↓
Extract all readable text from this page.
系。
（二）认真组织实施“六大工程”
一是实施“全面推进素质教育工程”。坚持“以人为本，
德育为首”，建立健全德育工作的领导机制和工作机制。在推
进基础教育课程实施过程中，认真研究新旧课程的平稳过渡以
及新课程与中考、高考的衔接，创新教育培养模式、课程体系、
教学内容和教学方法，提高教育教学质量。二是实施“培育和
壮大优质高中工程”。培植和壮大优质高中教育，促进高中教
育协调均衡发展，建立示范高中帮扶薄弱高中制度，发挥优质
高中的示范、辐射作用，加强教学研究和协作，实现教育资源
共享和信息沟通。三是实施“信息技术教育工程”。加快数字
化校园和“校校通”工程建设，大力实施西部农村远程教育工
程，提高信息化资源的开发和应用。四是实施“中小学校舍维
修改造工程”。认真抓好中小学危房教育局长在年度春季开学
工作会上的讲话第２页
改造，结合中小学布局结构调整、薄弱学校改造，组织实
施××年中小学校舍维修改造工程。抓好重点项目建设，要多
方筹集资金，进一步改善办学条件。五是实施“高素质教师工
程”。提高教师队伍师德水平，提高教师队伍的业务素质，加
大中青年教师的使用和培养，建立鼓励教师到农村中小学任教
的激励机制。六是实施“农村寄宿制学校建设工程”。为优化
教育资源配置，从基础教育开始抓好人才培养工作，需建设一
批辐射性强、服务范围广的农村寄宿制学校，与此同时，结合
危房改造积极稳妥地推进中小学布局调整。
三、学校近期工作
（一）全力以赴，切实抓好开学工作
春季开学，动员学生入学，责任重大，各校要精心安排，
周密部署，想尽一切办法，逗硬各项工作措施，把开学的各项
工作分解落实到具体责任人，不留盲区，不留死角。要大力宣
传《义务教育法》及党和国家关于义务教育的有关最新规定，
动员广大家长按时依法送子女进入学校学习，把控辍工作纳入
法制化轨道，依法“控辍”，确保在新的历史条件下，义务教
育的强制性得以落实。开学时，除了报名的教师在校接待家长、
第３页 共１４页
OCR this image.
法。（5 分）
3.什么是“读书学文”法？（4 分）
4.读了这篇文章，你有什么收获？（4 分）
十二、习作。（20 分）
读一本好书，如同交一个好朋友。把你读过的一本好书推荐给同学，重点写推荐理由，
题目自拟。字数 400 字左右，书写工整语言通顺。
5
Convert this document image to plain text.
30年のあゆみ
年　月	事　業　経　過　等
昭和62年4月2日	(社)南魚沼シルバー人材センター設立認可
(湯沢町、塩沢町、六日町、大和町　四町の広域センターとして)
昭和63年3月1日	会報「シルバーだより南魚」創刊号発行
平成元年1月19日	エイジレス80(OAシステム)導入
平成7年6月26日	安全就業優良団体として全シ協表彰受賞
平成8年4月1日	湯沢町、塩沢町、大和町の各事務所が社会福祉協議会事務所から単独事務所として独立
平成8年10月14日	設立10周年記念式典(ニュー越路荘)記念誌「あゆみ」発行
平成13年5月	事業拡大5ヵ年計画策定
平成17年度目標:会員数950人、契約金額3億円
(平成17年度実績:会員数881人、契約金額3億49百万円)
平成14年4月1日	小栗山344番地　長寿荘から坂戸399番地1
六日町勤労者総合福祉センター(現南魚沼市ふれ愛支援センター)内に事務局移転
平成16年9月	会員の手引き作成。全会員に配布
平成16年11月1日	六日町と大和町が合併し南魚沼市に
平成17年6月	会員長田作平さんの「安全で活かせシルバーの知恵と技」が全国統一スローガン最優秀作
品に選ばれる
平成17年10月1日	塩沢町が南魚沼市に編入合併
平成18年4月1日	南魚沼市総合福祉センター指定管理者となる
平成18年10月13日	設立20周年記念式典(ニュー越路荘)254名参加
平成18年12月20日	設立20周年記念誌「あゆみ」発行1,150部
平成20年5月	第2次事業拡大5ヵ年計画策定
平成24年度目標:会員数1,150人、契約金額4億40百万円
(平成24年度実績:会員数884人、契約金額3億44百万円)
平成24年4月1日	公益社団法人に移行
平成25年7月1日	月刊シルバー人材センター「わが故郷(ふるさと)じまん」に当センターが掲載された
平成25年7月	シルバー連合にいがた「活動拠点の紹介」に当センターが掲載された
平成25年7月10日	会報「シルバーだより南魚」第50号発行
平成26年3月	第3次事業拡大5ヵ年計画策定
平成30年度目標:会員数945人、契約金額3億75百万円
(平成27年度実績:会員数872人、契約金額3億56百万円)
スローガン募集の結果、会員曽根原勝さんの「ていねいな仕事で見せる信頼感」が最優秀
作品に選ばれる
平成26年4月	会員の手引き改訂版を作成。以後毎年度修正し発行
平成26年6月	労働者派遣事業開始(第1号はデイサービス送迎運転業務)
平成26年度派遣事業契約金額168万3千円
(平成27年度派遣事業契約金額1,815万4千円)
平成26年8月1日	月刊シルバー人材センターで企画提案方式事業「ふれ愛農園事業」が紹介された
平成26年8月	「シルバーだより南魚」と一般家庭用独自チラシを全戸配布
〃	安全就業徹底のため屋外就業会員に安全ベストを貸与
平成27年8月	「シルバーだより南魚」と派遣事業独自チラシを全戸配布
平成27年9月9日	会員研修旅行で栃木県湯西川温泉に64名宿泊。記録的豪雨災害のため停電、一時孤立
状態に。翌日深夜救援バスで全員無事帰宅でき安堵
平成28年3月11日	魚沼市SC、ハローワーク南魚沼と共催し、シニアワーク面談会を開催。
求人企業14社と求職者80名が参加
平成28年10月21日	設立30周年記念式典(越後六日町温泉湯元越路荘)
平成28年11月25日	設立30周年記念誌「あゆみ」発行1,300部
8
↑
Given problem:
Filter for "image". Return all lines that hold it.

Solution below:
OCR this image.
Convert this document image to plain text.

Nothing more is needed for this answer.